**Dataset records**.
····················

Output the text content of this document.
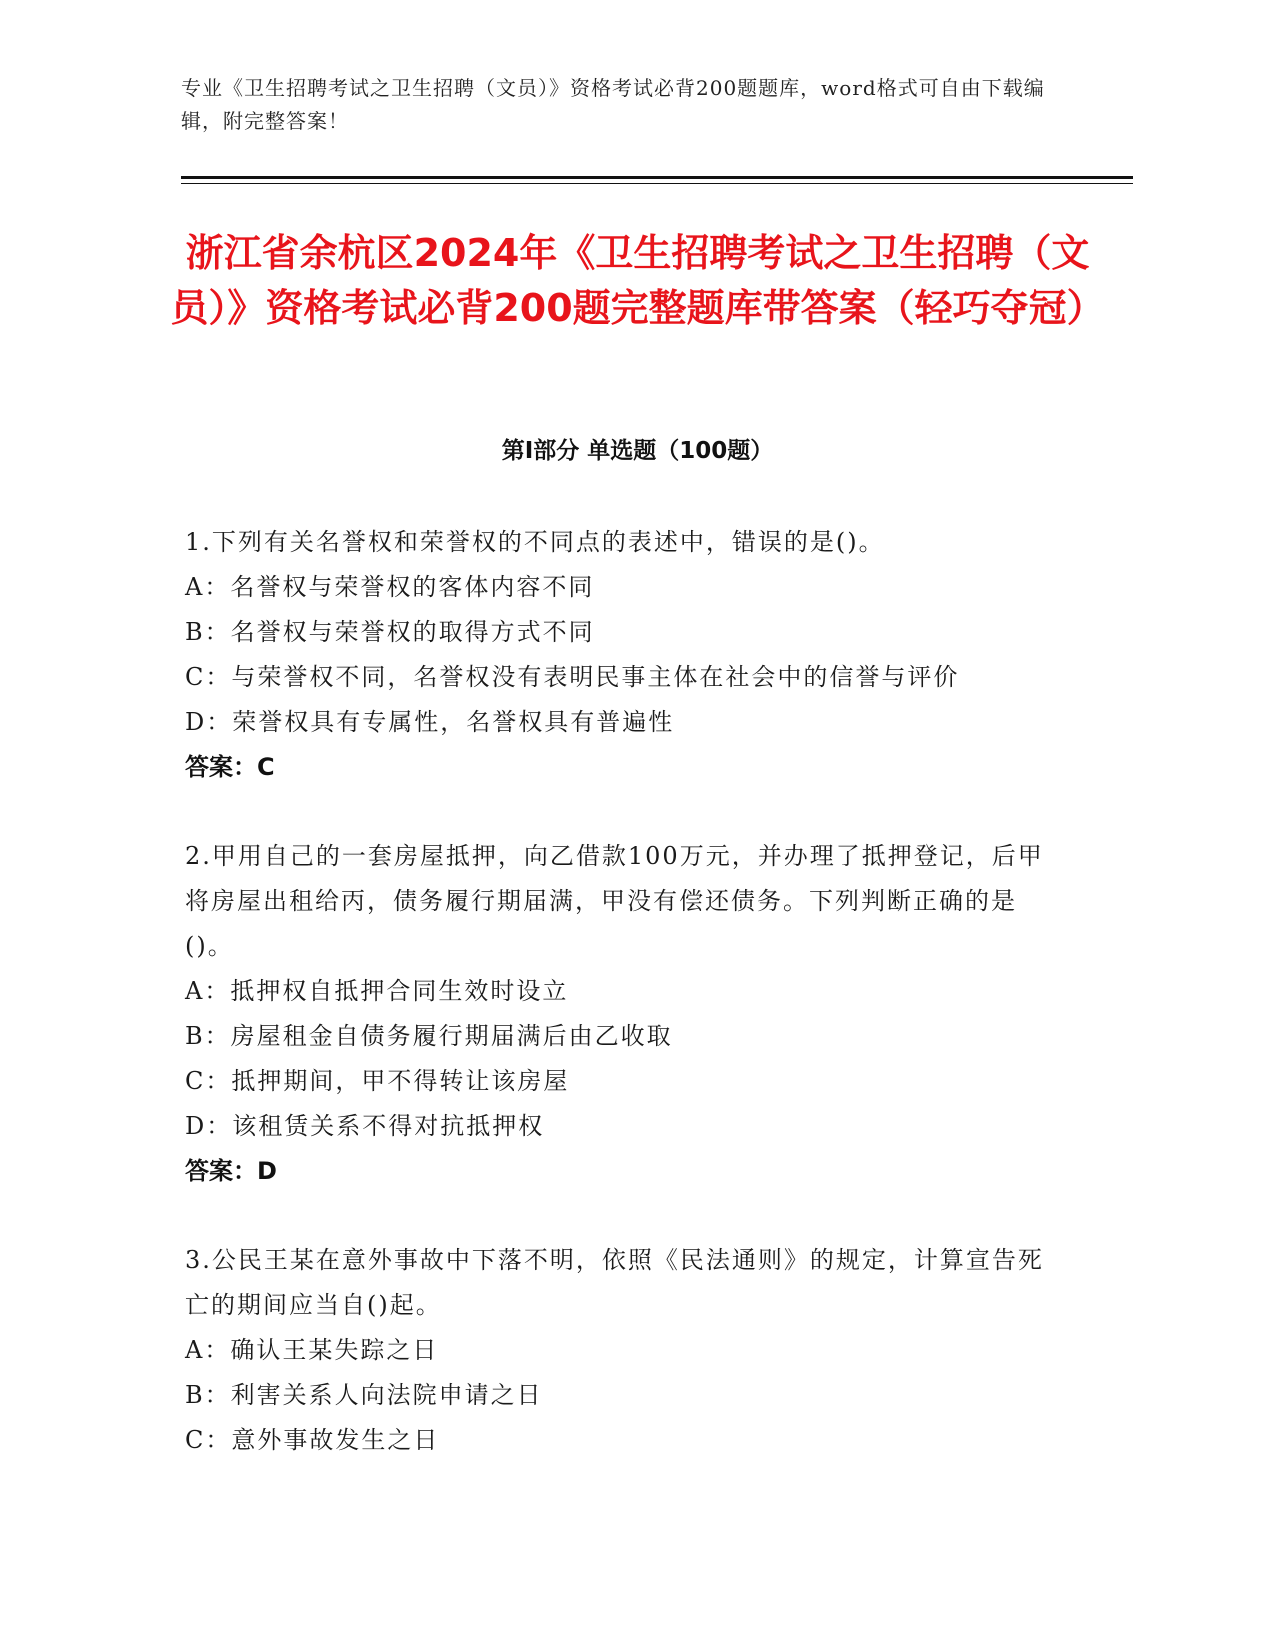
专业《卫生招聘考试之卫生招聘（文员）》资格考试必背200题题库，word格式可自由下载编辑，附完整答案！
浙江省余杭区2024年《卫生招聘考试之卫生招聘（文员）》资格考试必背200题完整题库带答案（轻巧夺冠）
第Ⅰ部分 单选题（100题）

1.下列有关名誉权和荣誉权的不同点的表述中，错误的是()。

A：名誉权与荣誉权的客体内容不同

B：名誉权与荣誉权的取得方式不同

C：与荣誉权不同，名誉权没有表明民事主体在社会中的信誉与评价

D：荣誉权具有专属性，名誉权具有普遍性

答案：C

2.甲用自己的一套房屋抵押，向乙借款100万元，并办理了抵押登记，后甲将房屋出租给丙，债务履行期届满，甲没有偿还债务。下列判断正确的是()。

A：抵押权自抵押合同生效时设立

B：房屋租金自债务履行期届满后由乙收取

C：抵押期间，甲不得转让该房屋

D：该租赁关系不得对抗抵押权

答案：D

3.公民王某在意外事故中下落不明，依照《民法通则》的规定，计算宣告死亡的期间应当自()起。

A：确认王某失踪之日

B：利害关系人向法院申请之日

C：意外事故发生之日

····················

All entries must be written out again exactly as given, with no pictures in the copy.

**Correct response**.
Output the text content of this document.
专业《卫生招聘考试之卫生招聘（文员）》资格考试必背200题题库，word格式可自由下载编辑，附完整答案！
浙江省余杭区2024年《卫生招聘考试之卫生招聘（文员）》资格考试必背200题完整题库带答案（轻巧夺冠）
第Ⅰ部分 单选题（100题）

1.下列有关名誉权和荣誉权的不同点的表述中，错误的是()。

A：名誉权与荣誉权的客体内容不同

B：名誉权与荣誉权的取得方式不同

C：与荣誉权不同，名誉权没有表明民事主体在社会中的信誉与评价

D：荣誉权具有专属性，名誉权具有普遍性

答案：C

2.甲用自己的一套房屋抵押，向乙借款100万元，并办理了抵押登记，后甲将房屋出租给丙，债务履行期届满，甲没有偿还债务。下列判断正确的是()。

A：抵押权自抵押合同生效时设立

B：房屋租金自债务履行期届满后由乙收取

C：抵押期间，甲不得转让该房屋

D：该租赁关系不得对抗抵押权

答案：D

3.公民王某在意外事故中下落不明，依照《民法通则》的规定，计算宣告死亡的期间应当自()起。

A：确认王某失踪之日

B：利害关系人向法院申请之日

C：意外事故发生之日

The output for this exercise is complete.